··· Study text

Notice how the person distinguishes between being “private” and being secretive, and feels compelled to assure the listener that what they’re hiding is not that important or interesting. I think this is the broad attitude that a lot of people share, and is what people’s objections to the “nothing to hide” argument is rooted in.
These people tended to describe their privacy as a part of their personality, but importantly they tended to describe them as not a stable or global part of their personality. That is, that they were private in some areas some of the time, depending on the situation and their values etc.
They viewed their personality as the starting point, adjusted according to the broad context (e.g. their relationship with the people involved), and that suggested their actual behaviours.
But I want to emphasise an important point: the people spoken to did not view privacy as something that is achieved by certain behaviours, but something more innate, more akin to a personality trait. Often this was contrasted with being “open”, or willing to share information about themselves more freely:
“I’m also the kind of person who would be willing to share things with strangers. Whereas some people are very, more closed with that. So I think that it depends on who you are.”
So what is privacy?
Well, it turns out it’s complicated. News at 11, I know. Turns out the thing smart people have spent so long trying to define is hard to define.
This work tends to suggest two main ways of viewing privacy: subjective and identity-aspect.
The subjective perspective is basically emotional; you’re private if you feel that the important information about you is controlled and revealed only as you wish. Even if your identity has been stolen and your e-mail is basically public and every detail of your life is known and harvested, as long as you feel under control, then under this view you are experiencing privacy. And I honestly think there’s something to that – no privacy is absolute, no system is unhackable, not protection is infalliable or all-encompassing. And without meaning to gloss over the situation of people who are being stalked, or live under a hostile government or society, for most people in the privacy “community” this feeling seems to be what they’re seeking.

······
··· Entries shown

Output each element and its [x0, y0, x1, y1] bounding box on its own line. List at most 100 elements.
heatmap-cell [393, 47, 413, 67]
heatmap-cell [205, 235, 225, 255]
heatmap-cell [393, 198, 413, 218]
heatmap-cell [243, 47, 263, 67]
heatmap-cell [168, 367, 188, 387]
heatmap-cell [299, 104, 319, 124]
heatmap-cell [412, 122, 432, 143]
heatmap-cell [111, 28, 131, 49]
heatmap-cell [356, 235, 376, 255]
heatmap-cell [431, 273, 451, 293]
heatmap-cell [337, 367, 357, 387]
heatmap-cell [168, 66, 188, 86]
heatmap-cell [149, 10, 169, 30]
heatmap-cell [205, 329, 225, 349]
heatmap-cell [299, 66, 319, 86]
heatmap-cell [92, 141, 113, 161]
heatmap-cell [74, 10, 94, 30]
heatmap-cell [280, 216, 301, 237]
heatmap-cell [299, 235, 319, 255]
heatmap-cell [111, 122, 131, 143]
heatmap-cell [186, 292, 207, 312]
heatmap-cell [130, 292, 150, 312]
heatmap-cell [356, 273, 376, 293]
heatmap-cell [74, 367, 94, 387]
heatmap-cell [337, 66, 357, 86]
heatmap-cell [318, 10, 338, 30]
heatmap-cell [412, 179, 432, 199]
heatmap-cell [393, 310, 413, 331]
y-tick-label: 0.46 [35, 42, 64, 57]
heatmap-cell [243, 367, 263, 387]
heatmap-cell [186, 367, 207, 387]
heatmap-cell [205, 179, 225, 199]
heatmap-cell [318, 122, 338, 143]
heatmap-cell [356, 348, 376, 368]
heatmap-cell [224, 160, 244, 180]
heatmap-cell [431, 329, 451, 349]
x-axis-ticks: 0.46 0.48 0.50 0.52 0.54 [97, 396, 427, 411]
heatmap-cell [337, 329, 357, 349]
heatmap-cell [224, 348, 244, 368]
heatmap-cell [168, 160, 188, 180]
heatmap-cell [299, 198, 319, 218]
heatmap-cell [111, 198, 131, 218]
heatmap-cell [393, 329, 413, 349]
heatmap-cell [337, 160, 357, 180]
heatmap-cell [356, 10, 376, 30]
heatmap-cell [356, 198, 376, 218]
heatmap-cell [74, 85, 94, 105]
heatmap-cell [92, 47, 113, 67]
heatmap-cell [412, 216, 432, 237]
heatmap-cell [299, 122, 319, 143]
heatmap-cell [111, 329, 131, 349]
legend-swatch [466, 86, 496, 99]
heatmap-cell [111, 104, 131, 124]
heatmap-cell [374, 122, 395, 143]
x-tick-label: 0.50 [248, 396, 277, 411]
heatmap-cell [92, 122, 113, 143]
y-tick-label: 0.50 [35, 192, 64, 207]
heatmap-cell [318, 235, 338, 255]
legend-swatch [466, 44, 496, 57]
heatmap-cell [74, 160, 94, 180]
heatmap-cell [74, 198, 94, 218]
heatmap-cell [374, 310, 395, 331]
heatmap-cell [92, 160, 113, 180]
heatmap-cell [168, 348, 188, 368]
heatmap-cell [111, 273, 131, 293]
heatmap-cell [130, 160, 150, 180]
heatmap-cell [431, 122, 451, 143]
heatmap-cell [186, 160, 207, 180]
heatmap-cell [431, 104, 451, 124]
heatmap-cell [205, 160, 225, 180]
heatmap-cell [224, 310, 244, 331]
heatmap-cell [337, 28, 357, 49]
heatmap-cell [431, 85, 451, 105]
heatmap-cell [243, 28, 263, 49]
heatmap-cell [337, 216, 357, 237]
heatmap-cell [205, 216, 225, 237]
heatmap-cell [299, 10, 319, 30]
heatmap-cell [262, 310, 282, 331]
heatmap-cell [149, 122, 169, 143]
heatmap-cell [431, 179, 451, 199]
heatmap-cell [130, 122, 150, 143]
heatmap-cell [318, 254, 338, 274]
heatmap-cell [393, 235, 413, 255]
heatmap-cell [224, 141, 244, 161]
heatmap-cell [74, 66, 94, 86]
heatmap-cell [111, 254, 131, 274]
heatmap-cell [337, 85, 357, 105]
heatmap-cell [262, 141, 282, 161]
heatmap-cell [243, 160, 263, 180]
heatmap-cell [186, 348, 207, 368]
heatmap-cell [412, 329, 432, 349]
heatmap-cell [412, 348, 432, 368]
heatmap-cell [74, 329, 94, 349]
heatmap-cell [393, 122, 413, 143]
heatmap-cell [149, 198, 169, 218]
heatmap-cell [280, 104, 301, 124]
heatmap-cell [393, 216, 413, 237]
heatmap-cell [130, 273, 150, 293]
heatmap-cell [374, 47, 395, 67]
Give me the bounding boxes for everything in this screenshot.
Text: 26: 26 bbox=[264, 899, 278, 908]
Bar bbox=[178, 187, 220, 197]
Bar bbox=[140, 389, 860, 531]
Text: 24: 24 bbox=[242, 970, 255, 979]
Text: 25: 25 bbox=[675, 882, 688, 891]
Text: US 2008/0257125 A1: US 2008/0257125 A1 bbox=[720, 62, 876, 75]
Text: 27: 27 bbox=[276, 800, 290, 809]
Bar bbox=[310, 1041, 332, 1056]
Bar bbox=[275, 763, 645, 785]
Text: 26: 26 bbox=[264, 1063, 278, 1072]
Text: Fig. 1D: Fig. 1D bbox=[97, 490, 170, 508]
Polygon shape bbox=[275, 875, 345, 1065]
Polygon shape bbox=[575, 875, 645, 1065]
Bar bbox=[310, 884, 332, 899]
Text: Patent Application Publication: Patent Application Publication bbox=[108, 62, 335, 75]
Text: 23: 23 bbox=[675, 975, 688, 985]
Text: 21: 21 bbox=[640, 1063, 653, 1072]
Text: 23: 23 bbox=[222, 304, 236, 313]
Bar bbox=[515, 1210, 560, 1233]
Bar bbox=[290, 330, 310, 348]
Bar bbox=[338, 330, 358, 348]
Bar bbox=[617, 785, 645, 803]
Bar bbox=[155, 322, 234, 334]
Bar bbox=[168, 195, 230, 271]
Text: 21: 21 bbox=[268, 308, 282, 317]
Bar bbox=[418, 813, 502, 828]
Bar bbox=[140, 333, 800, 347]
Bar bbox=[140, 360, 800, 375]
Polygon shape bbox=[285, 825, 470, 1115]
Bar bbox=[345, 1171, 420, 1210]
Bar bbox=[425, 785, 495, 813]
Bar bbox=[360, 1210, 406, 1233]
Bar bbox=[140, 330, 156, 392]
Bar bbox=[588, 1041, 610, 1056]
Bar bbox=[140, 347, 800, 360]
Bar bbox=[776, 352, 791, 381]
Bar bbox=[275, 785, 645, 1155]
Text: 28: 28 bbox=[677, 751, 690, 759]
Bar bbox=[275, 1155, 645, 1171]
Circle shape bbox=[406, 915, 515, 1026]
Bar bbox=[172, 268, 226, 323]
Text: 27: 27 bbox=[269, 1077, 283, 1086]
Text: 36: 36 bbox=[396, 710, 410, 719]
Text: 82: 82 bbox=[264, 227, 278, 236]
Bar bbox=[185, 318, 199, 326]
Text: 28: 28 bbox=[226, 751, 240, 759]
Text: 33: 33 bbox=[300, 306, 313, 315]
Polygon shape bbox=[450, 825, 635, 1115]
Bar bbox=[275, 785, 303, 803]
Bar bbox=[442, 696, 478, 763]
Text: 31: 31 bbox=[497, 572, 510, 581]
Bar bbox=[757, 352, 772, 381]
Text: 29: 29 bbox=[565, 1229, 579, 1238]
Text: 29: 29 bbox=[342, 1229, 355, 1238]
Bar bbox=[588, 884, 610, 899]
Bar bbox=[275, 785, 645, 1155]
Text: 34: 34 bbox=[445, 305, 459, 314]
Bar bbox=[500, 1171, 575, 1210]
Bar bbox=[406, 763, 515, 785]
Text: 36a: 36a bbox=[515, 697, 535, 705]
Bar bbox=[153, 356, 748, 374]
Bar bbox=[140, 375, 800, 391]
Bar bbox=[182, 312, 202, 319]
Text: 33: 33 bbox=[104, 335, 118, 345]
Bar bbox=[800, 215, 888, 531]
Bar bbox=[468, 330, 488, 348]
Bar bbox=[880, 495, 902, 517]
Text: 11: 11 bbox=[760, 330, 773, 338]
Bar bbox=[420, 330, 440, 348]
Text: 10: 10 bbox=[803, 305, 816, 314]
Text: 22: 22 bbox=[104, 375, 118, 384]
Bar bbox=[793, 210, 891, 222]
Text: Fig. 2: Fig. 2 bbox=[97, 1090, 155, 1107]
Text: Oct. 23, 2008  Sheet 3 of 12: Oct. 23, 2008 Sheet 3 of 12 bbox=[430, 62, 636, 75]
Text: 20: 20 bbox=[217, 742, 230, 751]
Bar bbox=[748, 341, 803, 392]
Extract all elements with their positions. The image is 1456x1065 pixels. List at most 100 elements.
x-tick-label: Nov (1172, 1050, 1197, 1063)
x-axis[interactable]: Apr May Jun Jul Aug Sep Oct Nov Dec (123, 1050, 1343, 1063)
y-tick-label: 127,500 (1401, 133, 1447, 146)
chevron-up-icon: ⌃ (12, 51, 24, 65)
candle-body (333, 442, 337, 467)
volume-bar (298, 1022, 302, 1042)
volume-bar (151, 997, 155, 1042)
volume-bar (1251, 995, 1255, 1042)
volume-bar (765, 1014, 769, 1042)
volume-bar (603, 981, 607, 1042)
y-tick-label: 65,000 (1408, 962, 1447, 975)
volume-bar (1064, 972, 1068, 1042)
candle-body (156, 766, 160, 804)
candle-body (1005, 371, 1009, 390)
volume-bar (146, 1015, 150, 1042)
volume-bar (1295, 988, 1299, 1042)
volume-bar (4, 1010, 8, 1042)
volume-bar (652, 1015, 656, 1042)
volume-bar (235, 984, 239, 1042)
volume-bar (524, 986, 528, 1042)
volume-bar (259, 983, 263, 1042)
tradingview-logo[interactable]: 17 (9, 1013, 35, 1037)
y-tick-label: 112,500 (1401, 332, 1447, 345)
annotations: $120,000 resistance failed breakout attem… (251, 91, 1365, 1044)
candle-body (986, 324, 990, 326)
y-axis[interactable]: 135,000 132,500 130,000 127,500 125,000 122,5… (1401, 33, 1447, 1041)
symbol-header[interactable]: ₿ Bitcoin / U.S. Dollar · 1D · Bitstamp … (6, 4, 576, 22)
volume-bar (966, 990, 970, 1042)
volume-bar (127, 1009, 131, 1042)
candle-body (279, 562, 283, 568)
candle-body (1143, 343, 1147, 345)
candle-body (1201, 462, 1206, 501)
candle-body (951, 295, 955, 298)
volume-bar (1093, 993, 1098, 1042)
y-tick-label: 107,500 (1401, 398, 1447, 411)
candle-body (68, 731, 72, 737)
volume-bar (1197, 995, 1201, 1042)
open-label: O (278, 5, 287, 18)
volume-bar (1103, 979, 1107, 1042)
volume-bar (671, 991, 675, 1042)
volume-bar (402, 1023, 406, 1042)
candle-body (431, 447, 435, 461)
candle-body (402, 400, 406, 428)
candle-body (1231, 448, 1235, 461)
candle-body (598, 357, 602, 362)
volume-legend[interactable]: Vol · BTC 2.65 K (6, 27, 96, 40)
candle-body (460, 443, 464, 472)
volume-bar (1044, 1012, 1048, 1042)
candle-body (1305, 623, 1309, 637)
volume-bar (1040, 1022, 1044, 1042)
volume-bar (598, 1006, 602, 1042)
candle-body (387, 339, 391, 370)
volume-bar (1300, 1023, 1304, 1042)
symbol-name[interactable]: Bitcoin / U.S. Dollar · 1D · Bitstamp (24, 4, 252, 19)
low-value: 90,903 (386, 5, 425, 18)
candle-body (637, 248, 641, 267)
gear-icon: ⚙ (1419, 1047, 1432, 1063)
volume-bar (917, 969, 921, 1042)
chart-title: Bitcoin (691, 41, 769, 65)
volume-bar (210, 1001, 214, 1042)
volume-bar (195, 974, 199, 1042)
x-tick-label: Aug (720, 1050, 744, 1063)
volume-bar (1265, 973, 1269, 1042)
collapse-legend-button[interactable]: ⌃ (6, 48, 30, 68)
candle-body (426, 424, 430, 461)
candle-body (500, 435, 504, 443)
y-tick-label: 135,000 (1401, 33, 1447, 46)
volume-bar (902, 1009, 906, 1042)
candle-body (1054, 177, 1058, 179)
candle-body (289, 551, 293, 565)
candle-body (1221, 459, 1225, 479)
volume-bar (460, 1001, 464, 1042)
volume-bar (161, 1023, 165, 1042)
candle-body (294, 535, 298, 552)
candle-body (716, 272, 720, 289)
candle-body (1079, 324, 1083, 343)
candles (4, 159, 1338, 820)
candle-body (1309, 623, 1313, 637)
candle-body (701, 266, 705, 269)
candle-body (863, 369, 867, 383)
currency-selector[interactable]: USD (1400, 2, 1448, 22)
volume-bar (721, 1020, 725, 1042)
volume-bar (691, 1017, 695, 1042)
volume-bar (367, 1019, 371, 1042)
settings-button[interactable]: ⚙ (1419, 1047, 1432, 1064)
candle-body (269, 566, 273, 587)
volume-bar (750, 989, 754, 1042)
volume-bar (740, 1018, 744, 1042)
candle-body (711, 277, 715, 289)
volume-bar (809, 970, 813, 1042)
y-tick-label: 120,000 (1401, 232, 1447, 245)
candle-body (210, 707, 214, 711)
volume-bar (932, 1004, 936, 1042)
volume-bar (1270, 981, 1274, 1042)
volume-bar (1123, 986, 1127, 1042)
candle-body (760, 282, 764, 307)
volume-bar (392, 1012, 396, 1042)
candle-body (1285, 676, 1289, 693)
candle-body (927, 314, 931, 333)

······

Directions:
1. According to the privacy text, what are the two main ways of viewing privacy?
2. Pick up the text on privacy after its last sentence and keep writing it.

Task responses:
1. Subjective and identity-aspect.

2.
The identity-aspect part of privacy is the idea of privacy is who you are, it’s a part of your personality or self-concept. Maybe it’s the result of your experiences or just innate, but it’s not something you achieve using protective behaviours, it’s something you just are. You are a private person, so you don’t share personal information, and may be less likely to use disclosure-encouraging services like Facebook or Twitter or whatever. You’re not more private because you don’t use them, you don’t use them because you’re more private. And again, I don’t think this is entirely without merit – some people do seem more willing than others to talk about aspects of their lives. Some people I’ve known seem to enjoy talking about their sex lives in far too much detail, while others are very, very private about basically their entire personal lives.
And maybe that’s part of why psychology doesn’t have much to say about privacy – because it’s not really a state you can be in.